=== Excerpted data ===
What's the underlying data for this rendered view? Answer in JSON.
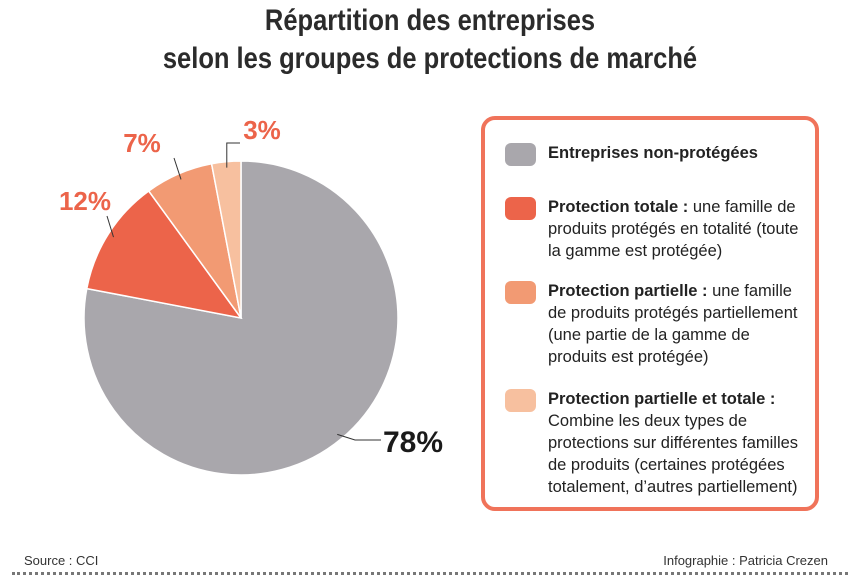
{
  "chart_data": {
    "type": "pie",
    "title": "Répartition des entreprises selon les groupes de protections de marché",
    "title_lines": [
      "Répartition des entreprises",
      "selon les groupes de protections de marché"
    ],
    "slices": [
      {
        "name": "Entreprises non-protégées",
        "value": 78,
        "label": "78%",
        "color": "#a9a7ac",
        "label_color": "#1a1a1a"
      },
      {
        "name": "Protection totale",
        "value": 12,
        "label": "12%",
        "color": "#ec644a",
        "label_color": "#ec644a"
      },
      {
        "name": "Protection partielle",
        "value": 7,
        "label": "7%",
        "color": "#f29a73",
        "label_color": "#ec644a"
      },
      {
        "name": "Protection partielle et totale",
        "value": 3,
        "label": "3%",
        "color": "#f7c09f",
        "label_color": "#ec644a"
      }
    ],
    "legend_placement": "right",
    "legend": [
      {
        "bold": "Entreprises non-protégées",
        "text": ""
      },
      {
        "bold": "Protection totale :",
        "text": " une famille de produits protégés en totalité (toute la gamme est protégée)"
      },
      {
        "bold": "Protection partielle :",
        "text": " une famille de produits protégés partiellement (une partie de la gamme de produits est protégée)"
      },
      {
        "bold": "Protection partielle et totale :",
        "text": " Combine les deux types de protections sur différentes familles de produits (certaines protégées totalement, d’autres partiellement)"
      }
    ]
  },
  "footer": {
    "source": "Source : CCI",
    "credit": "Infographie : Patricia Crezen"
  }
}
===
The request = Copy every line above that holds the word "protégées".

Expected answer =
        "name": "Entreprises non-protégées",
        "bold": "Entreprises non-protégées",
        "text": " Combine les deux types de protections sur différentes familles de produits (certaines protégées totalement, d’autres partiellement)"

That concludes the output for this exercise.